**PROVIDED RECORDS**
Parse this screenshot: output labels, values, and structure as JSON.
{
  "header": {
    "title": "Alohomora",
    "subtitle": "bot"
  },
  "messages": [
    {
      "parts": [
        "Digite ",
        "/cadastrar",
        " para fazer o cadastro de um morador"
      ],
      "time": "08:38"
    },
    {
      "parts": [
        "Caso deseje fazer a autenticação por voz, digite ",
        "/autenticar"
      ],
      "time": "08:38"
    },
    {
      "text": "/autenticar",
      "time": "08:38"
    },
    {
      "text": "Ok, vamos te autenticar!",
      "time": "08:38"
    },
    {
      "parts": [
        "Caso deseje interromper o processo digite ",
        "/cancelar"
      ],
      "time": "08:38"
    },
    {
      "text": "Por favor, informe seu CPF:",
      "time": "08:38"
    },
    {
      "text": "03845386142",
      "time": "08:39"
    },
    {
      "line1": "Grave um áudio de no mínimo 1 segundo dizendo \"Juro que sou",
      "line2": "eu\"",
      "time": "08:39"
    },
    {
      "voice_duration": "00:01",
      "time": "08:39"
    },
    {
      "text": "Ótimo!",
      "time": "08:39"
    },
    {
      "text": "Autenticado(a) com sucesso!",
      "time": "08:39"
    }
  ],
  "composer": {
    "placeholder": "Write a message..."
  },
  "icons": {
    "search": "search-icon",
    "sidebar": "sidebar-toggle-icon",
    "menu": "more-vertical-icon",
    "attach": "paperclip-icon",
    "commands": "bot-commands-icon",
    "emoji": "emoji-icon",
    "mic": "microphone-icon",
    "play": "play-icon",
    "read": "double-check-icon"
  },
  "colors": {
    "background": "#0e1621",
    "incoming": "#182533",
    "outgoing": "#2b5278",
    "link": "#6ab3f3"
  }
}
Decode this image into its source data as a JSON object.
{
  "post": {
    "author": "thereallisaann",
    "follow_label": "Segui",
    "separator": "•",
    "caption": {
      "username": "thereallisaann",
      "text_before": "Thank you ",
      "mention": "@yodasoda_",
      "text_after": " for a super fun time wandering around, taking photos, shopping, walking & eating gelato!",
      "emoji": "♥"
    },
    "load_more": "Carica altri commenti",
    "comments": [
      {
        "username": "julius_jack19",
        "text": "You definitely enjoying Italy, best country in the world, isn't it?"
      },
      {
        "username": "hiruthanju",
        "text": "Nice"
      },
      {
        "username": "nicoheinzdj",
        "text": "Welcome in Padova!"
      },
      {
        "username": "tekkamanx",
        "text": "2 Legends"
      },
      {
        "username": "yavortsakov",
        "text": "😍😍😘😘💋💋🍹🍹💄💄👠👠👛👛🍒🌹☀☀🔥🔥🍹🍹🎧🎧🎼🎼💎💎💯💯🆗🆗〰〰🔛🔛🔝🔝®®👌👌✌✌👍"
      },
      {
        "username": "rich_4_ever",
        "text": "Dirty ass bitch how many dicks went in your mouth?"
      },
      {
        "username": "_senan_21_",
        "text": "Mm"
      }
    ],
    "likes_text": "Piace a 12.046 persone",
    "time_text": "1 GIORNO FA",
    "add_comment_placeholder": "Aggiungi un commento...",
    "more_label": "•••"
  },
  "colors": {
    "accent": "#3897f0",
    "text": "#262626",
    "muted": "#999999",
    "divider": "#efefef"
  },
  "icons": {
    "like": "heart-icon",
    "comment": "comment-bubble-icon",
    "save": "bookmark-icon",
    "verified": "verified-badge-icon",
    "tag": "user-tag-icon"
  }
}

**REQUEST**
Reproduce each entry above exactly, keeping every word.

**COMPLETE OUTPUT**
Parse this screenshot: output labels, values, and structure as JSON.
{
  "header": {
    "title": "Alohomora",
    "subtitle": "bot"
  },
  "messages": [
    {
      "parts": [
        "Digite ",
        "/cadastrar",
        " para fazer o cadastro de um morador"
      ],
      "time": "08:38"
    },
    {
      "parts": [
        "Caso deseje fazer a autenticação por voz, digite ",
        "/autenticar"
      ],
      "time": "08:38"
    },
    {
      "text": "/autenticar",
      "time": "08:38"
    },
    {
      "text": "Ok, vamos te autenticar!",
      "time": "08:38"
    },
    {
      "parts": [
        "Caso deseje interromper o processo digite ",
        "/cancelar"
      ],
      "time": "08:38"
    },
    {
      "text": "Por favor, informe seu CPF:",
      "time": "08:38"
    },
    {
      "text": "03845386142",
      "time": "08:39"
    },
    {
      "line1": "Grave um áudio de no mínimo 1 segundo dizendo \"Juro que sou",
      "line2": "eu\"",
      "time": "08:39"
    },
    {
      "voice_duration": "00:01",
      "time": "08:39"
    },
    {
      "text": "Ótimo!",
      "time": "08:39"
    },
    {
      "text": "Autenticado(a) com sucesso!",
      "time": "08:39"
    }
  ],
  "composer": {
    "placeholder": "Write a message..."
  },
  "icons": {
    "search": "search-icon",
    "sidebar": "sidebar-toggle-icon",
    "menu": "more-vertical-icon",
    "attach": "paperclip-icon",
    "commands": "bot-commands-icon",
    "emoji": "emoji-icon",
    "mic": "microphone-icon",
    "play": "play-icon",
    "read": "double-check-icon"
  },
  "colors": {
    "background": "#0e1621",
    "incoming": "#182533",
    "outgoing": "#2b5278",
    "link": "#6ab3f3"
  }
}
Decode this image into its source data as a JSON object.
{
  "post": {
    "author": "thereallisaann",
    "follow_label": "Segui",
    "separator": "•",
    "caption": {
      "username": "thereallisaann",
      "text_before": "Thank you ",
      "mention": "@yodasoda_",
      "text_after": " for a super fun time wandering around, taking photos, shopping, walking & eating gelato!",
      "emoji": "♥"
    },
    "load_more": "Carica altri commenti",
    "comments": [
      {
        "username": "julius_jack19",
        "text": "You definitely enjoying Italy, best country in the world, isn't it?"
      },
      {
        "username": "hiruthanju",
        "text": "Nice"
      },
      {
        "username": "nicoheinzdj",
        "text": "Welcome in Padova!"
      },
      {
        "username": "tekkamanx",
        "text": "2 Legends"
      },
      {
        "username": "yavortsakov",
        "text": "😍😍😘😘💋💋🍹🍹💄💄👠👠👛👛🍒🌹☀☀🔥🔥🍹🍹🎧🎧🎼🎼💎💎💯💯🆗🆗〰〰🔛🔛🔝🔝®®👌👌✌✌👍"
      },
      {
        "username": "rich_4_ever",
        "text": "Dirty ass bitch how many dicks went in your mouth?"
      },
      {
        "username": "_senan_21_",
        "text": "Mm"
      }
    ],
    "likes_text": "Piace a 12.046 persone",
    "time_text": "1 GIORNO FA",
    "add_comment_placeholder": "Aggiungi un commento...",
    "more_label": "•••"
  },
  "colors": {
    "accent": "#3897f0",
    "text": "#262626",
    "muted": "#999999",
    "divider": "#efefef"
  },
  "icons": {
    "like": "heart-icon",
    "comment": "comment-bubble-icon",
    "save": "bookmark-icon",
    "verified": "verified-badge-icon",
    "tag": "user-tag-icon"
  }
}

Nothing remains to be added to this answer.